Objective: Retype the items below word for word, keeping every line as it is.

━━ Supplied data ━━

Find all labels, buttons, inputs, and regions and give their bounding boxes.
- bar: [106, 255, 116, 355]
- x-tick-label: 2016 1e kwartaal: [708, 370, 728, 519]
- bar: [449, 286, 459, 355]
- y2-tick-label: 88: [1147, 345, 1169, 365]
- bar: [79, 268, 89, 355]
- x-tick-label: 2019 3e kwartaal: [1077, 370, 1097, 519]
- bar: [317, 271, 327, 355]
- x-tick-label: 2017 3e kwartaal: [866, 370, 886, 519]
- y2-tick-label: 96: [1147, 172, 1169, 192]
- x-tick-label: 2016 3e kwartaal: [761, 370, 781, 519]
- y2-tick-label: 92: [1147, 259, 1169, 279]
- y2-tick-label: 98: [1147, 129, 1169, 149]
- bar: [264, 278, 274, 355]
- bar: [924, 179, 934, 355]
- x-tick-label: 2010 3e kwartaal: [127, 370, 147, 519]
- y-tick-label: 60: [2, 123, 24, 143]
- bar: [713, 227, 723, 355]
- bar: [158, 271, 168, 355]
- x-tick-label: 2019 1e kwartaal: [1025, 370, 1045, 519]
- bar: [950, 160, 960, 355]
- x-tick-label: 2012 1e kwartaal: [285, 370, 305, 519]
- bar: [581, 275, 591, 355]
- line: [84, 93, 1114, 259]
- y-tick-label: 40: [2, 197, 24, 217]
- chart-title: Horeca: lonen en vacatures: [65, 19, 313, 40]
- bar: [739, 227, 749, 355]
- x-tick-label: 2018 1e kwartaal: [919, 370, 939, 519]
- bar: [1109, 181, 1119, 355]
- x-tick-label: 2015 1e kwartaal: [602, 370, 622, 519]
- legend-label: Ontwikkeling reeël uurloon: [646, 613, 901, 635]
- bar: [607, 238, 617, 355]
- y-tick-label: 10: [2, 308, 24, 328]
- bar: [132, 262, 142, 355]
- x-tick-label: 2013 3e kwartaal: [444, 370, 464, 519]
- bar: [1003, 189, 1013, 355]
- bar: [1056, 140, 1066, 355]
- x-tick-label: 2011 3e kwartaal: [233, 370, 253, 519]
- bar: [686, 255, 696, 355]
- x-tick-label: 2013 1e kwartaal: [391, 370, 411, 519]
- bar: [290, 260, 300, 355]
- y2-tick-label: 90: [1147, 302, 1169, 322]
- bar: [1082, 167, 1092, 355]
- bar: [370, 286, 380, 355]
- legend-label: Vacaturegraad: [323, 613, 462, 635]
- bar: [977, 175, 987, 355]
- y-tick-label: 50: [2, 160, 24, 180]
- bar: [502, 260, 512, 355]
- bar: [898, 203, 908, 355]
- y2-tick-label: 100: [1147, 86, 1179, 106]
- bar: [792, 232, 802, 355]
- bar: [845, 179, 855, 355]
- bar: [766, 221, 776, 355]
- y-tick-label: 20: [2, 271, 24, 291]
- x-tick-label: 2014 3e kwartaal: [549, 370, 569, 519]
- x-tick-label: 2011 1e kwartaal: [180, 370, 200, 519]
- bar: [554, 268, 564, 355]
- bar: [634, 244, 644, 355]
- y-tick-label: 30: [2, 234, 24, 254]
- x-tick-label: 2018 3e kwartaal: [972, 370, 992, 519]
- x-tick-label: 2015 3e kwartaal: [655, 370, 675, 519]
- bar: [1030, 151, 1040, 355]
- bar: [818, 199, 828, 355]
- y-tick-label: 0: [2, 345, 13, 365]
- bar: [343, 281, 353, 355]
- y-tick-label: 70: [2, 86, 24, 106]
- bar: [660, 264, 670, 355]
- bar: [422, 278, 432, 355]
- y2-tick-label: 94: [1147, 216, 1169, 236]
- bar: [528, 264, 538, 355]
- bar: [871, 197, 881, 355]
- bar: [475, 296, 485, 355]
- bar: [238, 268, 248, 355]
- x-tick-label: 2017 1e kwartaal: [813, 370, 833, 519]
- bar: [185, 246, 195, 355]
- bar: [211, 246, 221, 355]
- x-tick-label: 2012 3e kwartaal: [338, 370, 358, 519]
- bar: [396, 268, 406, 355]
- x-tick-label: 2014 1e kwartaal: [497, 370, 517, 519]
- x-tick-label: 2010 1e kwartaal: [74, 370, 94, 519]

━━━

Final result:
Find all labels, buttons, inputs, and regions and give their bounding boxes.
- bar: [106, 255, 116, 355]
- x-tick-label: 2016 1e kwartaal: [708, 370, 728, 519]
- bar: [449, 286, 459, 355]
- y2-tick-label: 88: [1147, 345, 1169, 365]
- bar: [79, 268, 89, 355]
- x-tick-label: 2019 3e kwartaal: [1077, 370, 1097, 519]
- bar: [317, 271, 327, 355]
- x-tick-label: 2017 3e kwartaal: [866, 370, 886, 519]
- y2-tick-label: 96: [1147, 172, 1169, 192]
- x-tick-label: 2016 3e kwartaal: [761, 370, 781, 519]
- y2-tick-label: 92: [1147, 259, 1169, 279]
- y2-tick-label: 98: [1147, 129, 1169, 149]
- bar: [264, 278, 274, 355]
- bar: [924, 179, 934, 355]
- x-tick-label: 2010 3e kwartaal: [127, 370, 147, 519]
- y-tick-label: 60: [2, 123, 24, 143]
- bar: [713, 227, 723, 355]
- bar: [158, 271, 168, 355]
- x-tick-label: 2019 1e kwartaal: [1025, 370, 1045, 519]
- bar: [950, 160, 960, 355]
- x-tick-label: 2012 1e kwartaal: [285, 370, 305, 519]
- bar: [581, 275, 591, 355]
- line: [84, 93, 1114, 259]
- y-tick-label: 40: [2, 197, 24, 217]
- chart-title: Horeca: lonen en vacatures: [65, 19, 313, 40]
- bar: [739, 227, 749, 355]
- x-tick-label: 2018 1e kwartaal: [919, 370, 939, 519]
- bar: [1109, 181, 1119, 355]
- x-tick-label: 2015 1e kwartaal: [602, 370, 622, 519]
- legend-label: Ontwikkeling reeël uurloon: [646, 613, 901, 635]
- bar: [607, 238, 617, 355]
- y-tick-label: 10: [2, 308, 24, 328]
- bar: [132, 262, 142, 355]
- x-tick-label: 2013 3e kwartaal: [444, 370, 464, 519]
- bar: [1003, 189, 1013, 355]
- bar: [1056, 140, 1066, 355]
- x-tick-label: 2011 3e kwartaal: [233, 370, 253, 519]
- bar: [686, 255, 696, 355]
- x-tick-label: 2013 1e kwartaal: [391, 370, 411, 519]
- bar: [290, 260, 300, 355]
- y2-tick-label: 90: [1147, 302, 1169, 322]
- bar: [1082, 167, 1092, 355]
- bar: [370, 286, 380, 355]
- legend-label: Vacaturegraad: [323, 613, 462, 635]
- bar: [977, 175, 987, 355]
- y-tick-label: 50: [2, 160, 24, 180]
- bar: [502, 260, 512, 355]
- bar: [898, 203, 908, 355]
- y2-tick-label: 100: [1147, 86, 1179, 106]
- bar: [792, 232, 802, 355]
- bar: [845, 179, 855, 355]
- bar: [766, 221, 776, 355]
- y-tick-label: 20: [2, 271, 24, 291]
- x-tick-label: 2014 3e kwartaal: [549, 370, 569, 519]
- x-tick-label: 2011 1e kwartaal: [180, 370, 200, 519]
- bar: [554, 268, 564, 355]
- bar: [634, 244, 644, 355]
- y-tick-label: 30: [2, 234, 24, 254]
- x-tick-label: 2018 3e kwartaal: [972, 370, 992, 519]
- x-tick-label: 2015 3e kwartaal: [655, 370, 675, 519]
- bar: [1030, 151, 1040, 355]
- bar: [818, 199, 828, 355]
- y-tick-label: 0: [2, 345, 13, 365]
- bar: [343, 281, 353, 355]
- y-tick-label: 70: [2, 86, 24, 106]
- bar: [660, 264, 670, 355]
- bar: [422, 278, 432, 355]
- y2-tick-label: 94: [1147, 216, 1169, 236]
- bar: [528, 264, 538, 355]
- bar: [871, 197, 881, 355]
- bar: [475, 296, 485, 355]
- bar: [238, 268, 248, 355]
- x-tick-label: 2017 1e kwartaal: [813, 370, 833, 519]
- bar: [185, 246, 195, 355]
- bar: [211, 246, 221, 355]
- x-tick-label: 2012 3e kwartaal: [338, 370, 358, 519]
- bar: [396, 268, 406, 355]
- x-tick-label: 2014 1e kwartaal: [497, 370, 517, 519]
- x-tick-label: 2010 1e kwartaal: [74, 370, 94, 519]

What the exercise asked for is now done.